START
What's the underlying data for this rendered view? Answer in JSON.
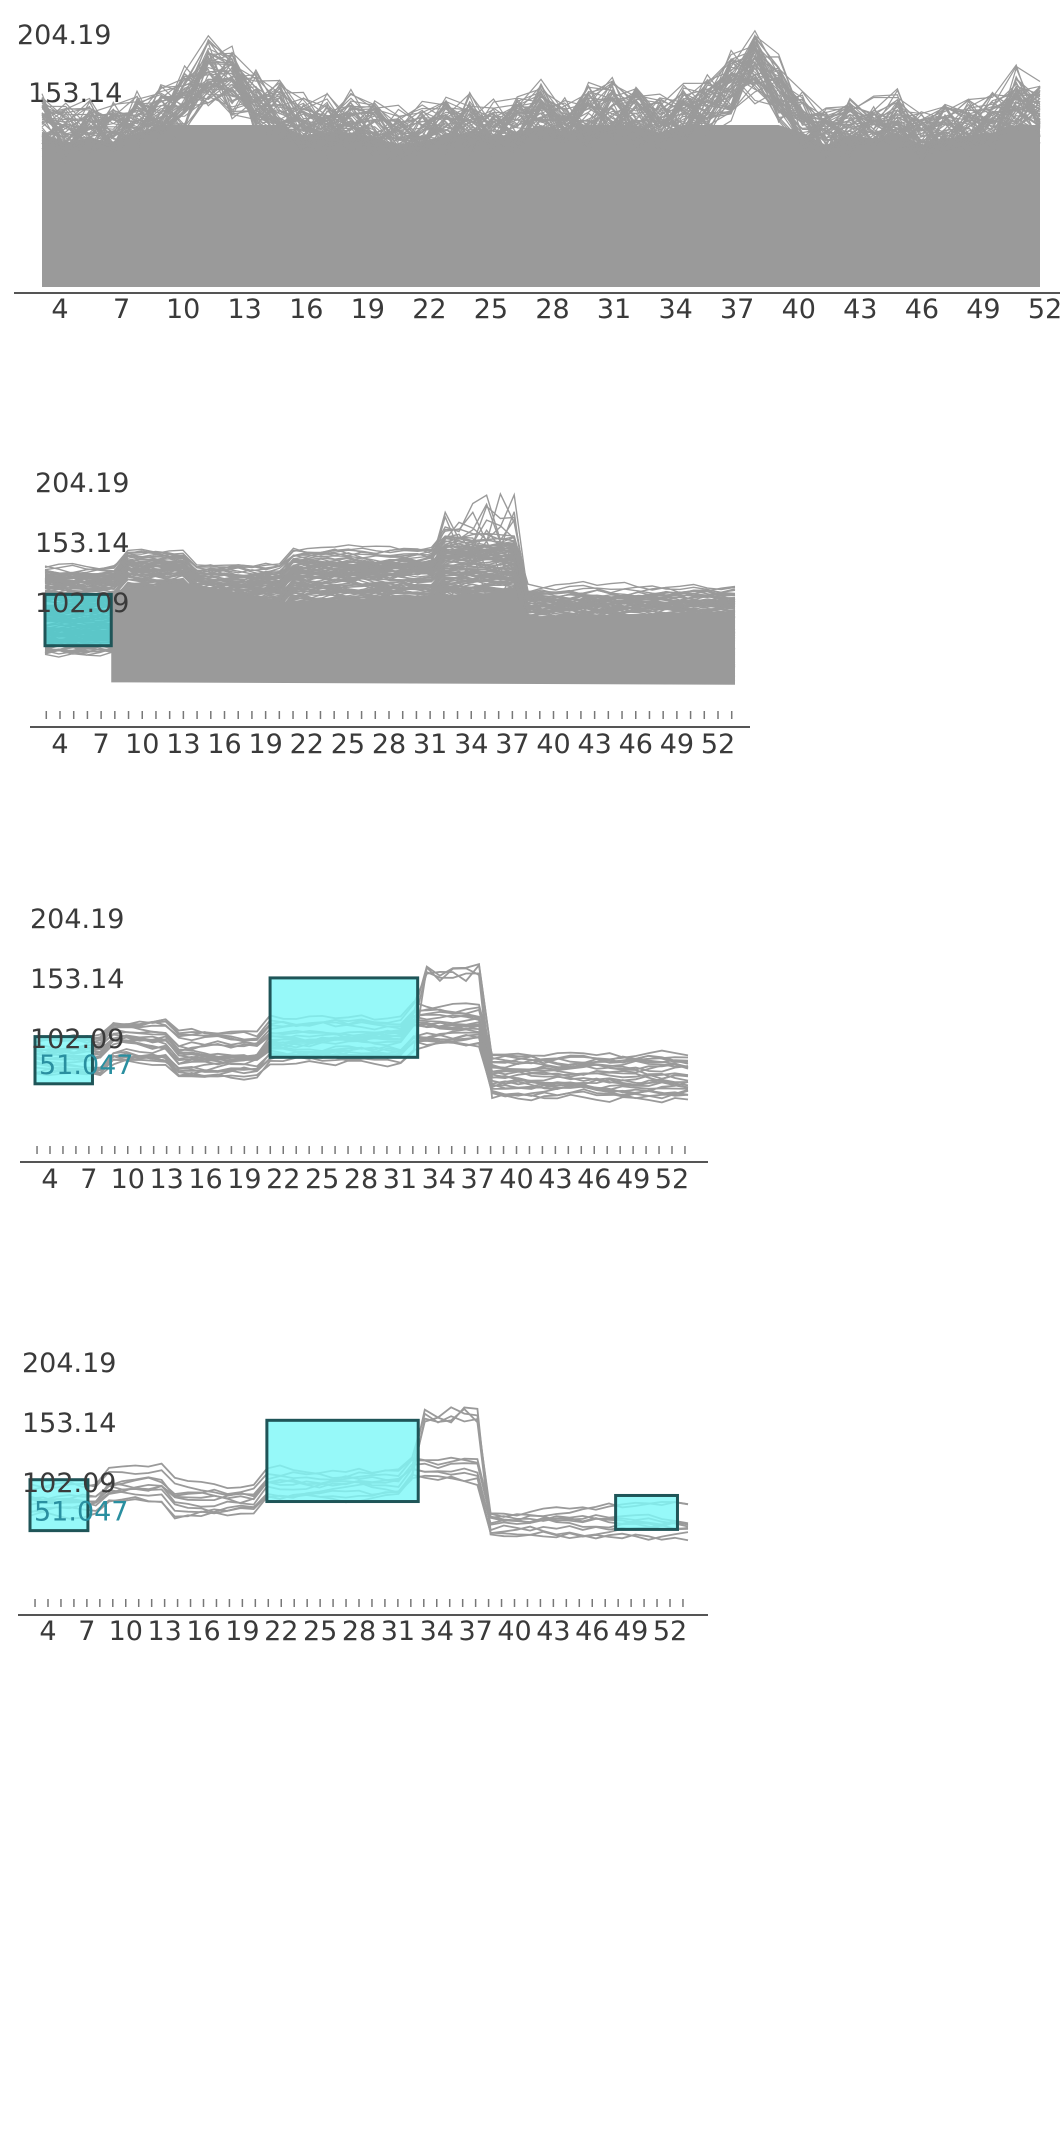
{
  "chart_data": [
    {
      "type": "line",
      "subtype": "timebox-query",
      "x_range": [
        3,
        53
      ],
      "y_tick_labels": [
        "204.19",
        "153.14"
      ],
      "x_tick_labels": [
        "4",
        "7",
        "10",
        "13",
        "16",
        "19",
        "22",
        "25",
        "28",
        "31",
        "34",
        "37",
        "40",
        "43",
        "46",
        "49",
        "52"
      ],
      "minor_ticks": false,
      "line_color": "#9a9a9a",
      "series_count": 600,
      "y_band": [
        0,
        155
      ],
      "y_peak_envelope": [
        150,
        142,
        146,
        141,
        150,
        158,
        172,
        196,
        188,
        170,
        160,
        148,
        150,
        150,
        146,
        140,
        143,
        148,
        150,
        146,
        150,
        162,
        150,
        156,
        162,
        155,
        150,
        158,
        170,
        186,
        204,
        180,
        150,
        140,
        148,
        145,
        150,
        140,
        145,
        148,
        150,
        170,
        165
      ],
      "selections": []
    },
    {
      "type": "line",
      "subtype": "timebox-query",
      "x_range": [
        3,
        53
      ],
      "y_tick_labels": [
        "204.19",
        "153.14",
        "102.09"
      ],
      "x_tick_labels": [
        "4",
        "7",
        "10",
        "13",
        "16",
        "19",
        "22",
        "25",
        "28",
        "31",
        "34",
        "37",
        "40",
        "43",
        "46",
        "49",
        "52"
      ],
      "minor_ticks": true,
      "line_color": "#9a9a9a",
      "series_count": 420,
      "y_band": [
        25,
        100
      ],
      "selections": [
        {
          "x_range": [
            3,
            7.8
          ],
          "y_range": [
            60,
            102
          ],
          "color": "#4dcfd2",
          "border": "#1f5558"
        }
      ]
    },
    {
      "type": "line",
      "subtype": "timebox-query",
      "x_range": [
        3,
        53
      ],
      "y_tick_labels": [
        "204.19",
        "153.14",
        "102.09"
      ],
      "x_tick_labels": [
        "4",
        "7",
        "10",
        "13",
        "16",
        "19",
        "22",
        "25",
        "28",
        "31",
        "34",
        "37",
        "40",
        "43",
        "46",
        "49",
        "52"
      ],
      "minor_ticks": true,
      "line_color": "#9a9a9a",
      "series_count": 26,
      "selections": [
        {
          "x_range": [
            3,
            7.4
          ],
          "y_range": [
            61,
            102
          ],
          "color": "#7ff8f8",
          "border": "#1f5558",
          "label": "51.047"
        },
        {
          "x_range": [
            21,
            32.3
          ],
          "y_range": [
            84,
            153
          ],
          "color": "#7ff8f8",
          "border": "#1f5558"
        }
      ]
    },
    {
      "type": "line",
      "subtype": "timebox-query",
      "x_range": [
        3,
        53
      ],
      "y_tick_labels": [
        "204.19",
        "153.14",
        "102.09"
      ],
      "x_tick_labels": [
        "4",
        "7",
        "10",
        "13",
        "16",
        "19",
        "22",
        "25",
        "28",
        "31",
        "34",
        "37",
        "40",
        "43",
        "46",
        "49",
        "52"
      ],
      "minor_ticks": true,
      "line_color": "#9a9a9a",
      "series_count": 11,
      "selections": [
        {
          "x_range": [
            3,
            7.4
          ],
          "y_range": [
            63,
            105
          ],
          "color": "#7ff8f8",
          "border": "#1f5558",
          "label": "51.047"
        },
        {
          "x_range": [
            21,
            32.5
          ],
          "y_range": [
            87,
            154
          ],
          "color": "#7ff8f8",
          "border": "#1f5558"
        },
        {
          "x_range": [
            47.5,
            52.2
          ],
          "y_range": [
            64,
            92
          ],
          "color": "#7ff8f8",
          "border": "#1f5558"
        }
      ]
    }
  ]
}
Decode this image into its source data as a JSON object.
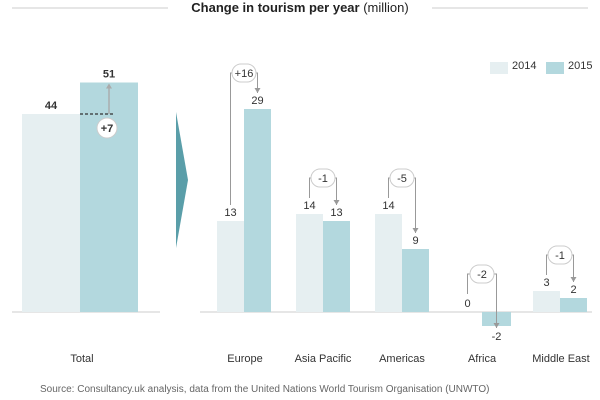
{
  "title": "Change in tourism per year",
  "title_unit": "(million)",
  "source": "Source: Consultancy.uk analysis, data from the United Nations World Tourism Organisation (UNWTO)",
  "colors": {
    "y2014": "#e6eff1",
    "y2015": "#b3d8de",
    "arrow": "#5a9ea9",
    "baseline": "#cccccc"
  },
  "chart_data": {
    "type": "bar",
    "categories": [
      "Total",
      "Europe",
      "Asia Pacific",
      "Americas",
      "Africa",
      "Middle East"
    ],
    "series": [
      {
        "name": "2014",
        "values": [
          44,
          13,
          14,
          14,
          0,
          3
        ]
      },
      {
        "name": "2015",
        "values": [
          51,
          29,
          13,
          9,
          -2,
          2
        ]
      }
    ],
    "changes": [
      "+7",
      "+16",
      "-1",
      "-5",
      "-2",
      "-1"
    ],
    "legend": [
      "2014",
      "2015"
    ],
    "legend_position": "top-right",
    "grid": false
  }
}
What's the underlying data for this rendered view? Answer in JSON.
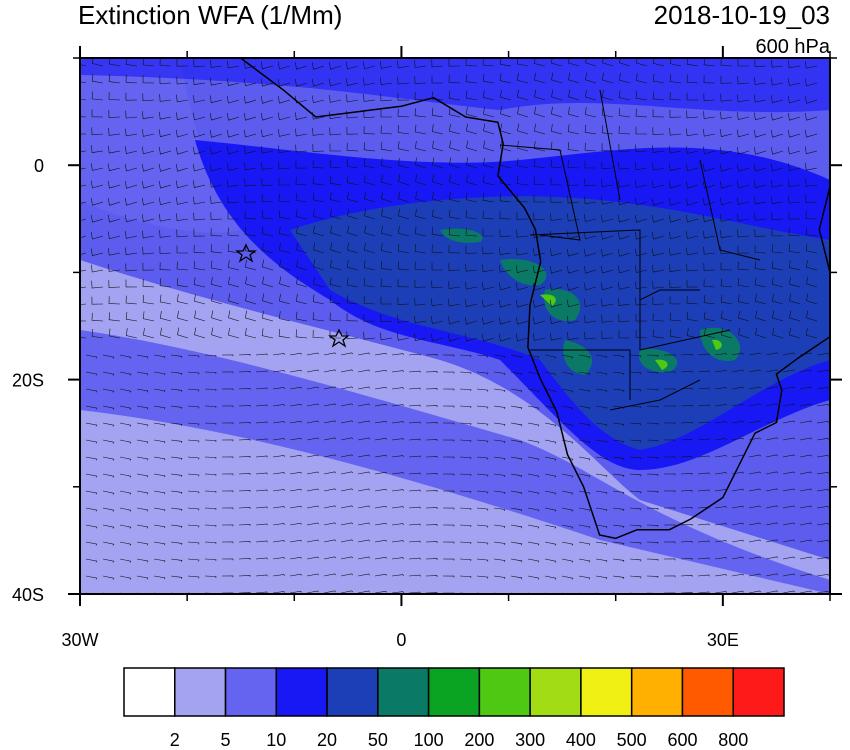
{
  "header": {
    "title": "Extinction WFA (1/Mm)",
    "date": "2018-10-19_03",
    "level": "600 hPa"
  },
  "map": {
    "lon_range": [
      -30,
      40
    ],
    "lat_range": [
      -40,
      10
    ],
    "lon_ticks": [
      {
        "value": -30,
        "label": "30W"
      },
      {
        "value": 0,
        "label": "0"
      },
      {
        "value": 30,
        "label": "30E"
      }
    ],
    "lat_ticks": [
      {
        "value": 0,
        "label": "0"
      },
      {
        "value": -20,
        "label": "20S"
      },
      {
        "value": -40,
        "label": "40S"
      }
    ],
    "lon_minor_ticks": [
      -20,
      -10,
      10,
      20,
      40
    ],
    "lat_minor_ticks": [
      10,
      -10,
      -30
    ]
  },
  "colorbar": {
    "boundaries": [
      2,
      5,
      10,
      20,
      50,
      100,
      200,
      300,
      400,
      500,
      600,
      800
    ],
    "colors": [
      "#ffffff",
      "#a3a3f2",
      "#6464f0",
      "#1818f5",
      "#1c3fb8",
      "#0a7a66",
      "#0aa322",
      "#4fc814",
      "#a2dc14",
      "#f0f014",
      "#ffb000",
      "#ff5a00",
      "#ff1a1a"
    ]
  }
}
END
◆ **EXERCISE**: Write out the entries again, exactly as given, skipping any images.

◆ **EXERCISE RESULT**:
What's the underlying data for this rendered view? Answer in JSON.
{
  "chart_data": [
    {
      "type": "line",
      "subtype": "timebox-query",
      "x_range": [
        3,
        53
      ],
      "y_tick_labels": [
        "204.19",
        "153.14"
      ],
      "x_tick_labels": [
        "4",
        "7",
        "10",
        "13",
        "16",
        "19",
        "22",
        "25",
        "28",
        "31",
        "34",
        "37",
        "40",
        "43",
        "46",
        "49",
        "52"
      ],
      "minor_ticks": false,
      "line_color": "#9a9a9a",
      "series_count": 600,
      "y_band": [
        0,
        155
      ],
      "y_peak_envelope": [
        150,
        142,
        146,
        141,
        150,
        158,
        172,
        196,
        188,
        170,
        160,
        148,
        150,
        150,
        146,
        140,
        143,
        148,
        150,
        146,
        150,
        162,
        150,
        156,
        162,
        155,
        150,
        158,
        170,
        186,
        204,
        180,
        150,
        140,
        148,
        145,
        150,
        140,
        145,
        148,
        150,
        170,
        165
      ],
      "selections": []
    },
    {
      "type": "line",
      "subtype": "timebox-query",
      "x_range": [
        3,
        53
      ],
      "y_tick_labels": [
        "204.19",
        "153.14",
        "102.09"
      ],
      "x_tick_labels": [
        "4",
        "7",
        "10",
        "13",
        "16",
        "19",
        "22",
        "25",
        "28",
        "31",
        "34",
        "37",
        "40",
        "43",
        "46",
        "49",
        "52"
      ],
      "minor_ticks": true,
      "line_color": "#9a9a9a",
      "series_count": 420,
      "y_band": [
        25,
        100
      ],
      "selections": [
        {
          "x_range": [
            3,
            7.8
          ],
          "y_range": [
            60,
            102
          ],
          "color": "#4dcfd2",
          "border": "#1f5558"
        }
      ]
    },
    {
      "type": "line",
      "subtype": "timebox-query",
      "x_range": [
        3,
        53
      ],
      "y_tick_labels": [
        "204.19",
        "153.14",
        "102.09"
      ],
      "x_tick_labels": [
        "4",
        "7",
        "10",
        "13",
        "16",
        "19",
        "22",
        "25",
        "28",
        "31",
        "34",
        "37",
        "40",
        "43",
        "46",
        "49",
        "52"
      ],
      "minor_ticks": true,
      "line_color": "#9a9a9a",
      "series_count": 26,
      "selections": [
        {
          "x_range": [
            3,
            7.4
          ],
          "y_range": [
            61,
            102
          ],
          "color": "#7ff8f8",
          "border": "#1f5558",
          "label": "51.047"
        },
        {
          "x_range": [
            21,
            32.3
          ],
          "y_range": [
            84,
            153
          ],
          "color": "#7ff8f8",
          "border": "#1f5558"
        }
      ]
    },
    {
      "type": "line",
      "subtype": "timebox-query",
      "x_range": [
        3,
        53
      ],
      "y_tick_labels": [
        "204.19",
        "153.14",
        "102.09"
      ],
      "x_tick_labels": [
        "4",
        "7",
        "10",
        "13",
        "16",
        "19",
        "22",
        "25",
        "28",
        "31",
        "34",
        "37",
        "40",
        "43",
        "46",
        "49",
        "52"
      ],
      "minor_ticks": true,
      "line_color": "#9a9a9a",
      "series_count": 11,
      "selections": [
        {
          "x_range": [
            3,
            7.4
          ],
          "y_range": [
            63,
            105
          ],
          "color": "#7ff8f8",
          "border": "#1f5558",
          "label": "51.047"
        },
        {
          "x_range": [
            21,
            32.5
          ],
          "y_range": [
            87,
            154
          ],
          "color": "#7ff8f8",
          "border": "#1f5558"
        },
        {
          "x_range": [
            47.5,
            52.2
          ],
          "y_range": [
            64,
            92
          ],
          "color": "#7ff8f8",
          "border": "#1f5558"
        }
      ]
    }
  ]
}
Decode this image into its source data as a JSON object.
{
  "title": "Change in tourism per year",
  "title_unit": "(million)",
  "source": "Source: Consultancy.uk analysis, data from the United Nations World Tourism Organisation (UNWTO)",
  "colors": {
    "y2014": "#e6eff1",
    "y2015": "#b3d8de",
    "arrow": "#5a9ea9",
    "baseline": "#cccccc"
  },
  "chart_data": {
    "type": "bar",
    "categories": [
      "Total",
      "Europe",
      "Asia Pacific",
      "Americas",
      "Africa",
      "Middle East"
    ],
    "series": [
      {
        "name": "2014",
        "values": [
          44,
          13,
          14,
          14,
          0,
          3
        ]
      },
      {
        "name": "2015",
        "values": [
          51,
          29,
          13,
          9,
          -2,
          2
        ]
      }
    ],
    "changes": [
      "+7",
      "+16",
      "-1",
      "-5",
      "-2",
      "-1"
    ],
    "legend": [
      "2014",
      "2015"
    ],
    "legend_position": "top-right",
    "grid": false
  }
}
What's the underlying data for this rendered view? Answer in JSON.
{
  "header": {
    "title": "Extinction WFA (1/Mm)",
    "date": "2018-10-19_03",
    "level": "600 hPa"
  },
  "map": {
    "lon_range": [
      -30,
      40
    ],
    "lat_range": [
      -40,
      10
    ],
    "lon_ticks": [
      {
        "value": -30,
        "label": "30W"
      },
      {
        "value": 0,
        "label": "0"
      },
      {
        "value": 30,
        "label": "30E"
      }
    ],
    "lat_ticks": [
      {
        "value": 0,
        "label": "0"
      },
      {
        "value": -20,
        "label": "20S"
      },
      {
        "value": -40,
        "label": "40S"
      }
    ],
    "lon_minor_ticks": [
      -20,
      -10,
      10,
      20,
      40
    ],
    "lat_minor_ticks": [
      10,
      -10,
      -30
    ]
  },
  "colorbar": {
    "boundaries": [
      2,
      5,
      10,
      20,
      50,
      100,
      200,
      300,
      400,
      500,
      600,
      800
    ],
    "colors": [
      "#ffffff",
      "#a3a3f2",
      "#6464f0",
      "#1818f5",
      "#1c3fb8",
      "#0a7a66",
      "#0aa322",
      "#4fc814",
      "#a2dc14",
      "#f0f014",
      "#ffb000",
      "#ff5a00",
      "#ff1a1a"
    ]
  }
}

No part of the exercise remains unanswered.